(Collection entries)
(begin)
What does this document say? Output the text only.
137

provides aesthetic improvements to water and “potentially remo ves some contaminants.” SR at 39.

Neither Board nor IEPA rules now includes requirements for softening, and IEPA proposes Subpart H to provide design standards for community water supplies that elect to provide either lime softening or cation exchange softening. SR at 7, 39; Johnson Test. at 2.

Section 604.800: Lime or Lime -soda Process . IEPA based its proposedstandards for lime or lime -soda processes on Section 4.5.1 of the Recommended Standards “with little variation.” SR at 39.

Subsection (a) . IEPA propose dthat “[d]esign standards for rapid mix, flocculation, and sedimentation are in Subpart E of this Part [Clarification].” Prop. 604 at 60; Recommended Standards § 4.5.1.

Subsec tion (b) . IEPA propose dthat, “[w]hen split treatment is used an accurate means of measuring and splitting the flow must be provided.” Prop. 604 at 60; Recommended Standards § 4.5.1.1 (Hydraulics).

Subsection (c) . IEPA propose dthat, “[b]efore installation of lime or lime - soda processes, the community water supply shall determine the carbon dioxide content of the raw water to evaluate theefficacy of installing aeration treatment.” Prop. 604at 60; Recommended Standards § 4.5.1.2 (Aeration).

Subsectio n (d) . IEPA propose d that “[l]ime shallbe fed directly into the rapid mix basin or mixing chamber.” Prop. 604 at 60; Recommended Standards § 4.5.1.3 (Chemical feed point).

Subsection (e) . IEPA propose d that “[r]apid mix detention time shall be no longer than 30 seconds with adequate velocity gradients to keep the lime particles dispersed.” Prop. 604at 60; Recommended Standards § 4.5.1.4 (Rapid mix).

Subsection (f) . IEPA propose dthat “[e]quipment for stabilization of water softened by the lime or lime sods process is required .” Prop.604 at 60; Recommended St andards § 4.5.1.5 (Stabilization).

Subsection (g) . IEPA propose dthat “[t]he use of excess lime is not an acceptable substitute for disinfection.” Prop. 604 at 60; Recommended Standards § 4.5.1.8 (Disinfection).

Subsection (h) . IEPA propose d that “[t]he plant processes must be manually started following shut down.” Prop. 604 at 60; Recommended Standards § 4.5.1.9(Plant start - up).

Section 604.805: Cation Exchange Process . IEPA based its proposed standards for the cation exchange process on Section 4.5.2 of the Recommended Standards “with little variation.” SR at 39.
(end)
## [Required task]
The records above must be output exactly, in full.

## [Completed task]
What does this document say? Output the text only.
137

provides aesthetic improvements to water and “potentially remo ves some contaminants.” SR at 39.

Neither Board nor IEPA rules now includes requirements for softening, and IEPA proposes Subpart H to provide design standards for community water supplies that elect to provide either lime softening or cation exchange softening. SR at 7, 39; Johnson Test. at 2.

Section 604.800: Lime or Lime -soda Process . IEPA based its proposedstandards for lime or lime -soda processes on Section 4.5.1 of the Recommended Standards “with little variation.” SR at 39.

Subsection (a) . IEPA propose dthat “[d]esign standards for rapid mix, flocculation, and sedimentation are in Subpart E of this Part [Clarification].” Prop. 604 at 60; Recommended Standards § 4.5.1.

Subsec tion (b) . IEPA propose dthat, “[w]hen split treatment is used an accurate means of measuring and splitting the flow must be provided.” Prop. 604 at 60; Recommended Standards § 4.5.1.1 (Hydraulics).

Subsection (c) . IEPA propose dthat, “[b]efore installation of lime or lime - soda processes, the community water supply shall determine the carbon dioxide content of the raw water to evaluate theefficacy of installing aeration treatment.” Prop. 604at 60; Recommended Standards § 4.5.1.2 (Aeration).

Subsectio n (d) . IEPA propose d that “[l]ime shallbe fed directly into the rapid mix basin or mixing chamber.” Prop. 604 at 60; Recommended Standards § 4.5.1.3 (Chemical feed point).

Subsection (e) . IEPA propose d that “[r]apid mix detention time shall be no longer than 30 seconds with adequate velocity gradients to keep the lime particles dispersed.” Prop. 604at 60; Recommended Standards § 4.5.1.4 (Rapid mix).

Subsection (f) . IEPA propose dthat “[e]quipment for stabilization of water softened by the lime or lime sods process is required .” Prop.604 at 60; Recommended St andards § 4.5.1.5 (Stabilization).

Subsection (g) . IEPA propose dthat “[t]he use of excess lime is not an acceptable substitute for disinfection.” Prop. 604 at 60; Recommended Standards § 4.5.1.8 (Disinfection).

Subsection (h) . IEPA propose d that “[t]he plant processes must be manually started following shut down.” Prop. 604 at 60; Recommended Standards § 4.5.1.9(Plant start - up).

Section 604.805: Cation Exchange Process . IEPA based its proposed standards for the cation exchange process on Section 4.5.2 of the Recommended Standards “with little variation.” SR at 39.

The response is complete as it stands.